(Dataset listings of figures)

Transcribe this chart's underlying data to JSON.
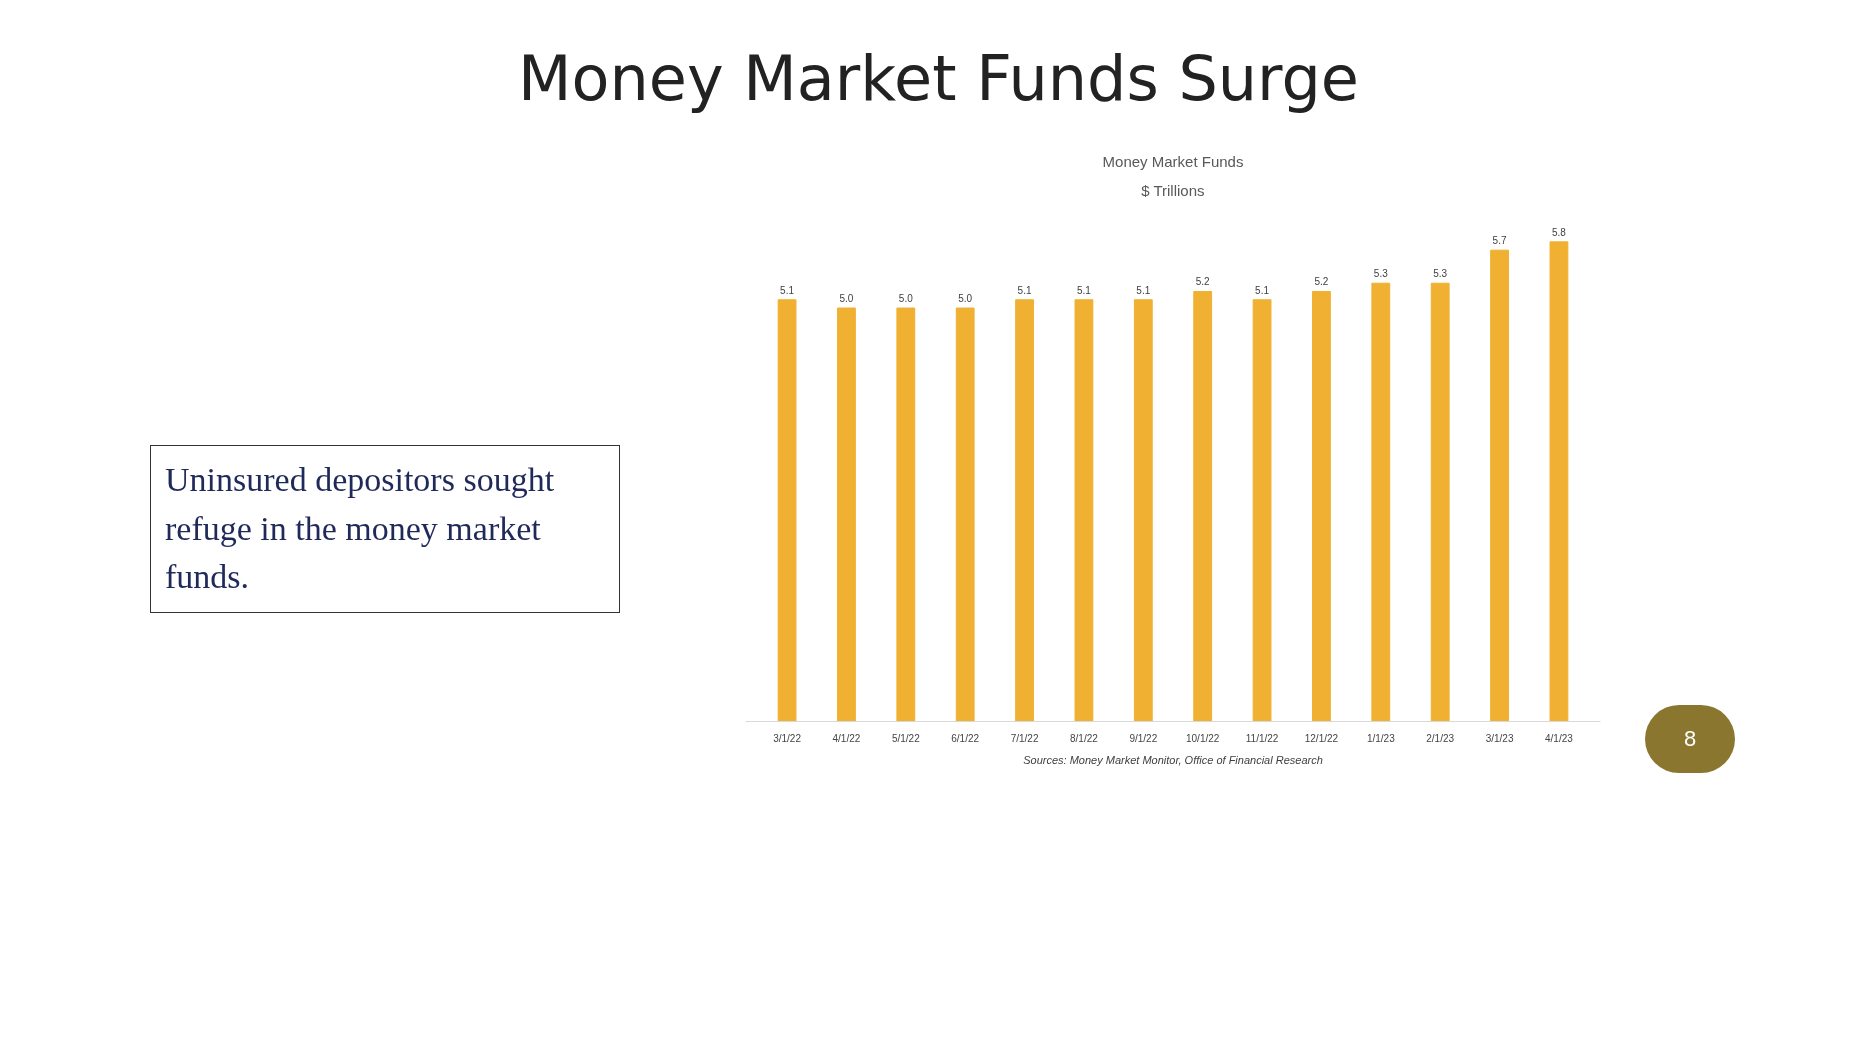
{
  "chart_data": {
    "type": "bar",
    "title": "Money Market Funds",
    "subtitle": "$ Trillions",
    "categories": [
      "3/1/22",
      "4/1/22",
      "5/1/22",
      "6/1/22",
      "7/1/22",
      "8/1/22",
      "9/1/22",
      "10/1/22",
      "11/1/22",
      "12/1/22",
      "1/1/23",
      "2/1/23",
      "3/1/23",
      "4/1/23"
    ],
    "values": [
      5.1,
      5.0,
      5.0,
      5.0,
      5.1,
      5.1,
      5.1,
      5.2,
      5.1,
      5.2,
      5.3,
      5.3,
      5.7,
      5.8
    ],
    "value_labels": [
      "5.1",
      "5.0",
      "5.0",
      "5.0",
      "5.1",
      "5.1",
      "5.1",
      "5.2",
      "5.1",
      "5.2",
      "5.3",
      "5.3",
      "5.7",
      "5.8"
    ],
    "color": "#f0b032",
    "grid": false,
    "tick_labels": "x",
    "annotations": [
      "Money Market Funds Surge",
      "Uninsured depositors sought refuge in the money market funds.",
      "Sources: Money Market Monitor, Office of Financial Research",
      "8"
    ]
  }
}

Exercise instructions: Nothing in the entries should change as you copy them, except that the pictures are left out.

Output below:
Transcribe this chart's underlying data to JSON.
{
  "chart_data": {
    "type": "bar",
    "title": "Money Market Funds",
    "subtitle": "$ Trillions",
    "categories": [
      "3/1/22",
      "4/1/22",
      "5/1/22",
      "6/1/22",
      "7/1/22",
      "8/1/22",
      "9/1/22",
      "10/1/22",
      "11/1/22",
      "12/1/22",
      "1/1/23",
      "2/1/23",
      "3/1/23",
      "4/1/23"
    ],
    "values": [
      5.1,
      5.0,
      5.0,
      5.0,
      5.1,
      5.1,
      5.1,
      5.2,
      5.1,
      5.2,
      5.3,
      5.3,
      5.7,
      5.8
    ],
    "value_labels": [
      "5.1",
      "5.0",
      "5.0",
      "5.0",
      "5.1",
      "5.1",
      "5.1",
      "5.2",
      "5.1",
      "5.2",
      "5.3",
      "5.3",
      "5.7",
      "5.8"
    ],
    "color": "#f0b032",
    "grid": false,
    "tick_labels": "x",
    "annotations": [
      "Money Market Funds Surge",
      "Uninsured depositors sought refuge in the money market funds.",
      "Sources: Money Market Monitor, Office of Financial Research",
      "8"
    ]
  }
}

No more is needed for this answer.